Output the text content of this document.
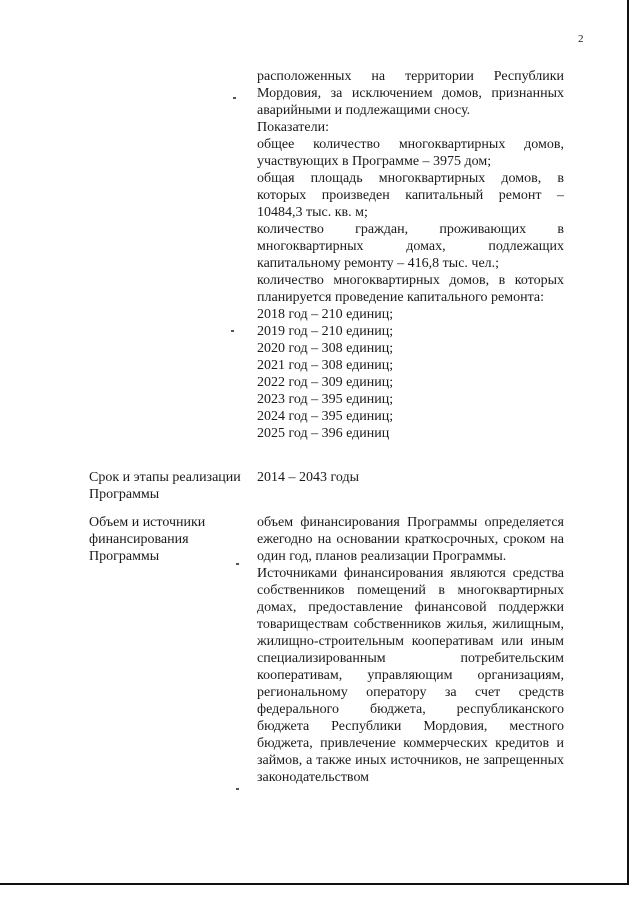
2

расположенных на территории Республики Мордовия, за исключением домов, признанных аварийными и подлежащими сносу.

Показатели:

общее количество многоквартирных домов, участвующих в Программе – 3975 дом;

общая площадь многоквартирных домов, в которых произведен капитальный ремонт – 10484,3 тыс. кв. м;

количество граждан, проживающих в многоквартирных домах, подлежащих капитальному ремонту – 416,8 тыс. чел.;

количество многоквартирных домов, в которых планируется проведение капитального ремонта:

2018 год – 210 единиц;

2019 год – 210 единиц;

2020 год – 308 единиц;

2021 год – 308 единиц;

2022 год – 309 единиц;

2023 год – 395 единиц;

2024 год – 395 единиц;

2025 год – 396 единиц

Срок и этапы реализации Программы
2014 – 2043 годы
Объем и источники финансирования Программы

объем финансирования Программы определяется ежегодно на основании краткосрочных, сроком на один год, планов реализации Программы.

Источниками финансирования являются средства собственников помещений в многоквартирных домах, предоставление финансовой поддержки товариществам собственников жилья, жилищным, жилищно-строительным кооперативам или иным специализированным потребительским кооперативам, управляющим организациям, региональному оператору за счет средств федерального бюджета, республиканского бюджета Республики Мордовия, местного бюджета, привлечение коммерческих кредитов и займов, а также иных источников, не запрещенных законодательством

• • •

*Problem details:*
Report the number of lines holding the string "Республики", without any other words.

*Answer to this problem:*
2